Reproduce every item below word for word, leaving out the pictures.

-- START Records for the task --

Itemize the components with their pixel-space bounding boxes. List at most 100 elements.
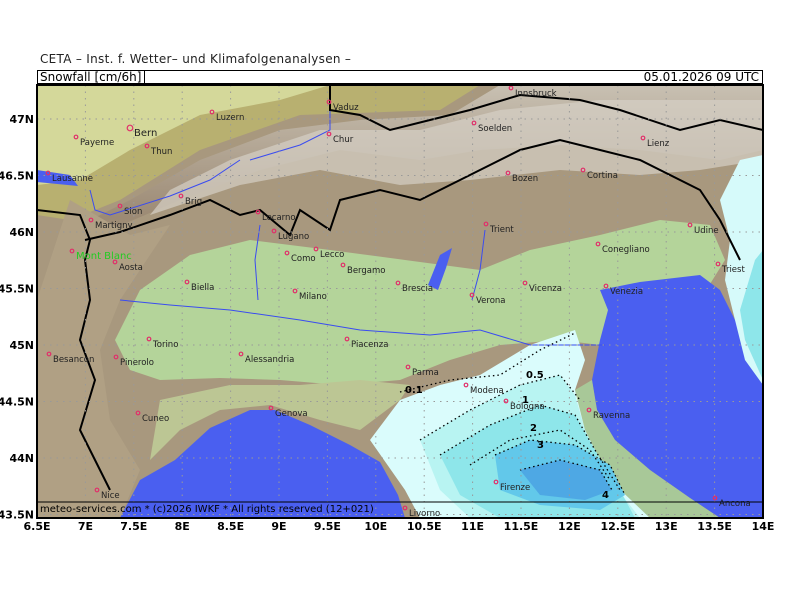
city-label: Brescia: [402, 284, 433, 294]
city-marker-icon: [603, 283, 609, 289]
city-marker-icon: [271, 228, 277, 234]
city-marker-icon: [146, 336, 152, 342]
city-bologna: Bologna: [503, 398, 545, 412]
city-marker-icon: [45, 170, 51, 176]
city-label: Martigny: [95, 221, 133, 231]
city-brescia: Brescia: [395, 280, 433, 294]
city-label: Bergamo: [347, 266, 386, 276]
adriatic-sea: [592, 275, 763, 518]
city-label: Lugano: [278, 232, 309, 242]
city-pinerolo: Pinerolo: [113, 354, 154, 368]
city-marker-icon: [184, 279, 190, 285]
city-ravenna: Ravenna: [586, 407, 630, 421]
city-marker-icon: [88, 217, 94, 223]
city-marker-icon: [340, 262, 346, 268]
city-label: Venezia: [610, 287, 643, 297]
city-label: Biella: [191, 283, 214, 293]
city-udine: Udine: [687, 222, 719, 236]
city-vaduz: Vaduz: [326, 99, 359, 113]
city-marker-icon: [209, 109, 215, 115]
city-conegliano: Conegliano: [595, 241, 650, 255]
city-marker-icon: [126, 124, 134, 132]
lon-tick-label: 10E: [364, 520, 387, 533]
lon-tick-label: 9.5E: [314, 520, 341, 533]
city-modena: Modena: [463, 382, 504, 396]
city-label: Bozen: [512, 174, 538, 184]
map-frame: [36, 84, 764, 519]
city-trient: Trient: [483, 221, 514, 235]
city-marker-icon: [69, 248, 75, 254]
city-piacenza: Piacenza: [344, 336, 388, 350]
city-marker-icon: [238, 351, 244, 357]
city-livorno: Livorno: [402, 505, 440, 518]
lat-tick-label: 45.5N: [0, 283, 34, 296]
contour-label-0.5: 0.5: [526, 370, 544, 381]
city-label: Aosta: [119, 263, 143, 273]
city-nice: Nice: [94, 487, 120, 501]
city-marker-icon: [402, 505, 408, 511]
city-marker-icon: [292, 288, 298, 294]
city-label: Firenze: [500, 483, 530, 493]
city-parma: Parma: [405, 364, 439, 378]
lon-tick-label: 13E: [655, 520, 678, 533]
header-bar: Snowfall [cm/6h] 05.01.2026 09 UTC: [37, 70, 763, 84]
city-lecco: Lecco: [313, 246, 344, 260]
city-triest: Triest: [715, 261, 745, 275]
city-label: Lausanne: [52, 174, 93, 184]
lat-tick-label: 45N: [9, 339, 34, 352]
city-marker-icon: [268, 405, 274, 411]
city-label: Bologna: [510, 402, 545, 412]
city-marker-icon: [113, 354, 119, 360]
city-label: Ancona: [719, 499, 751, 509]
city-marker-icon: [640, 135, 646, 141]
city-marker-icon: [344, 336, 350, 342]
city-besancon: Besancon: [46, 351, 94, 365]
city-marker-icon: [117, 203, 123, 209]
city-marker-icon: [687, 222, 693, 228]
snow-east-inner: [740, 250, 763, 380]
city-bern: Bern: [126, 124, 157, 139]
city-genova: Genova: [268, 405, 308, 419]
city-marker-icon: [405, 364, 411, 370]
city-marker-icon: [255, 209, 261, 215]
lat-tick-label: 44N: [9, 452, 34, 465]
ligurian-sea: [120, 410, 405, 518]
city-marker-icon: [313, 246, 319, 252]
contour-label-0.1: 0.1: [405, 385, 423, 396]
city-lausanne: Lausanne: [45, 170, 93, 184]
lon-tick-label: 6.5E: [23, 520, 50, 533]
credit-text: meteo-services.com * (c)2026 IWKF * All …: [40, 504, 374, 515]
city-marker-icon: [135, 410, 141, 416]
city-bozen: Bozen: [505, 170, 538, 184]
city-label: Vaduz: [333, 103, 359, 113]
city-label: Mont Blanc: [76, 251, 132, 262]
city-marker-icon: [471, 120, 477, 126]
contour-label-3: 3: [537, 440, 544, 451]
city-label: Lienz: [647, 139, 670, 149]
city-label: Trient: [489, 225, 514, 235]
city-marker-icon: [493, 479, 499, 485]
city-cortina: Cortina: [580, 167, 618, 181]
lon-tick-label: 12E: [558, 520, 581, 533]
city-marker-icon: [144, 143, 150, 149]
city-label: Thun: [150, 147, 172, 157]
alps: [60, 85, 763, 350]
city-thun: Thun: [144, 143, 172, 157]
city-marker-icon: [395, 280, 401, 286]
lon-tick-label: 11E: [461, 520, 484, 533]
lat-tick-label: 46.5N: [0, 170, 34, 183]
lon-tick-label: 14E: [752, 520, 775, 533]
lat-tick-label: 44.5N: [0, 396, 34, 409]
city-lugano: Lugano: [271, 228, 309, 242]
city-bergamo: Bergamo: [340, 262, 386, 276]
city-marker-icon: [469, 292, 475, 298]
contour-label-1: 1: [522, 395, 529, 406]
city-label: Como: [291, 254, 316, 264]
city-marker-icon: [326, 99, 332, 105]
lon-tick-label: 13.5E: [697, 520, 732, 533]
city-ancona: Ancona: [712, 495, 751, 509]
contour-label-4: 4: [602, 490, 609, 501]
city-luzern: Luzern: [209, 109, 244, 123]
city-firenze: Firenze: [493, 479, 530, 493]
city-label: Soelden: [478, 124, 512, 134]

-- END Records for the task --

_Right answer_
Itemize the components with their pixel-space bounding boxes. List at most 100 elements.
city-label: Brescia: [402, 284, 433, 294]
city-marker-icon: [603, 283, 609, 289]
city-marker-icon: [271, 228, 277, 234]
city-marker-icon: [146, 336, 152, 342]
city-bologna: Bologna: [503, 398, 545, 412]
city-marker-icon: [45, 170, 51, 176]
city-label: Martigny: [95, 221, 133, 231]
city-brescia: Brescia: [395, 280, 433, 294]
city-label: Bergamo: [347, 266, 386, 276]
adriatic-sea: [592, 275, 763, 518]
city-label: Lugano: [278, 232, 309, 242]
city-pinerolo: Pinerolo: [113, 354, 154, 368]
city-marker-icon: [184, 279, 190, 285]
city-ravenna: Ravenna: [586, 407, 630, 421]
city-marker-icon: [88, 217, 94, 223]
city-marker-icon: [340, 262, 346, 268]
city-label: Venezia: [610, 287, 643, 297]
city-label: Biella: [191, 283, 214, 293]
city-udine: Udine: [687, 222, 719, 236]
city-vaduz: Vaduz: [326, 99, 359, 113]
city-marker-icon: [209, 109, 215, 115]
city-conegliano: Conegliano: [595, 241, 650, 255]
city-marker-icon: [126, 124, 134, 132]
lon-tick-label: 10E: [364, 520, 387, 533]
lon-tick-label: 9.5E: [314, 520, 341, 533]
city-modena: Modena: [463, 382, 504, 396]
city-label: Bozen: [512, 174, 538, 184]
map-frame: [36, 84, 764, 519]
city-trient: Trient: [483, 221, 514, 235]
city-marker-icon: [69, 248, 75, 254]
city-piacenza: Piacenza: [344, 336, 388, 350]
city-marker-icon: [238, 351, 244, 357]
city-livorno: Livorno: [402, 505, 440, 518]
lat-tick-label: 45.5N: [0, 283, 34, 296]
contour-label-0.5: 0.5: [526, 370, 544, 381]
city-label: Aosta: [119, 263, 143, 273]
city-nice: Nice: [94, 487, 120, 501]
city-marker-icon: [402, 505, 408, 511]
city-marker-icon: [292, 288, 298, 294]
city-label: Firenze: [500, 483, 530, 493]
city-parma: Parma: [405, 364, 439, 378]
lon-tick-label: 13E: [655, 520, 678, 533]
header-bar: Snowfall [cm/6h] 05.01.2026 09 UTC: [37, 70, 763, 84]
city-lecco: Lecco: [313, 246, 344, 260]
city-triest: Triest: [715, 261, 745, 275]
city-label: Lausanne: [52, 174, 93, 184]
lat-tick-label: 45N: [9, 339, 34, 352]
city-marker-icon: [268, 405, 274, 411]
city-label: Bologna: [510, 402, 545, 412]
city-marker-icon: [113, 354, 119, 360]
city-label: Ancona: [719, 499, 751, 509]
city-marker-icon: [640, 135, 646, 141]
city-marker-icon: [344, 336, 350, 342]
city-besancon: Besancon: [46, 351, 94, 365]
city-marker-icon: [117, 203, 123, 209]
city-marker-icon: [687, 222, 693, 228]
snow-east-inner: [740, 250, 763, 380]
city-bern: Bern: [126, 124, 157, 139]
city-genova: Genova: [268, 405, 308, 419]
city-marker-icon: [405, 364, 411, 370]
city-marker-icon: [255, 209, 261, 215]
lat-tick-label: 44N: [9, 452, 34, 465]
ligurian-sea: [120, 410, 405, 518]
city-marker-icon: [313, 246, 319, 252]
contour-label-0.1: 0.1: [405, 385, 423, 396]
city-lausanne: Lausanne: [45, 170, 93, 184]
lon-tick-label: 6.5E: [23, 520, 50, 533]
credit-text: meteo-services.com * (c)2026 IWKF * All …: [40, 504, 374, 515]
city-marker-icon: [135, 410, 141, 416]
city-bozen: Bozen: [505, 170, 538, 184]
city-label: Vaduz: [333, 103, 359, 113]
city-label: Mont Blanc: [76, 251, 132, 262]
city-marker-icon: [471, 120, 477, 126]
contour-label-3: 3: [537, 440, 544, 451]
city-label: Lienz: [647, 139, 670, 149]
city-label: Trient: [489, 225, 514, 235]
city-marker-icon: [493, 479, 499, 485]
city-cortina: Cortina: [580, 167, 618, 181]
lon-tick-label: 12E: [558, 520, 581, 533]
city-marker-icon: [144, 143, 150, 149]
city-label: Thun: [150, 147, 172, 157]
alps: [60, 85, 763, 350]
city-thun: Thun: [144, 143, 172, 157]
city-marker-icon: [395, 280, 401, 286]
lon-tick-label: 11E: [461, 520, 484, 533]
lat-tick-label: 46.5N: [0, 170, 34, 183]
lon-tick-label: 14E: [752, 520, 775, 533]
lat-tick-label: 44.5N: [0, 396, 34, 409]
city-lugano: Lugano: [271, 228, 309, 242]
city-bergamo: Bergamo: [340, 262, 386, 276]
city-marker-icon: [469, 292, 475, 298]
contour-label-1: 1: [522, 395, 529, 406]
city-label: Como: [291, 254, 316, 264]
city-marker-icon: [326, 99, 332, 105]
lon-tick-label: 13.5E: [697, 520, 732, 533]
city-ancona: Ancona: [712, 495, 751, 509]
contour-label-4: 4: [602, 490, 609, 501]
city-luzern: Luzern: [209, 109, 244, 123]
city-firenze: Firenze: [493, 479, 530, 493]
city-label: Soelden: [478, 124, 512, 134]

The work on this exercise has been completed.